[start Source excerpt]

Medium sized purple and yellow ones. Big red balls. Not
far from me were hoops and targets and goals for the
different sized balls. I thought, "gee, I'm not too
good at this kind of thing. I'm not even sure I can tell
which balls go where."
A team of brilliantly dressed Tibetan monks ran up,
ready to play. As I threw the balls, they rushed
gleefully around, moving the different goals to catch
each ball perfectly, no matter where or how I tossed it.
I was making shots from over my shoulder, with my eyes
closed, whatever. All of my balls hit the right target.
I woke up exhilarated. The dream confirmed my belief
that it's the right time for me to be getting all my
balls in the air; what's more, a fabulous dream team was
playing on my side.
A couple of weeks later I dreamed my husband and I
had almost reached the top of the stairs. Suddenly, the
dark woman raced up behind me and stabbed me in the
back.

[end Source excerpt]
[start Data excerpt]

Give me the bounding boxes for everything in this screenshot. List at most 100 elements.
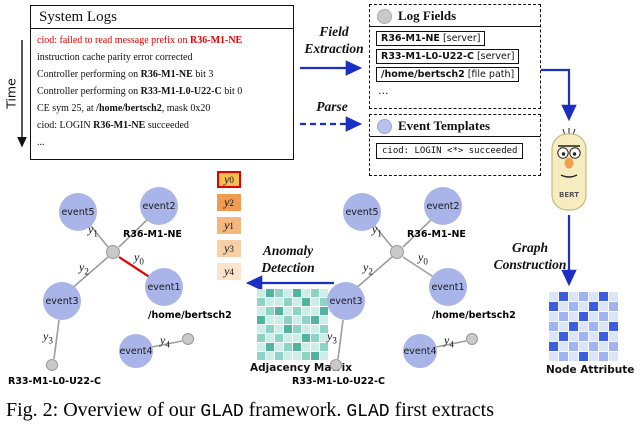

[end Data excerpt]

Exercise 1> In the dream account, who ran up ready to play?
Exercise 2> Please repeat everything in the dream account from "I was making" down to "on my side.".

Task response 1> A team of brilliantly dressed Tibetan monks.

Task response 2>
I was making shots from over my shoulder, with my eyes
closed, whatever. All of my balls hit the right target.
I woke up exhilarated. The dream confirmed my belief
that it's the right time for me to be getting all my
balls in the air; what's more, a fabulous dream team was
playing on my side.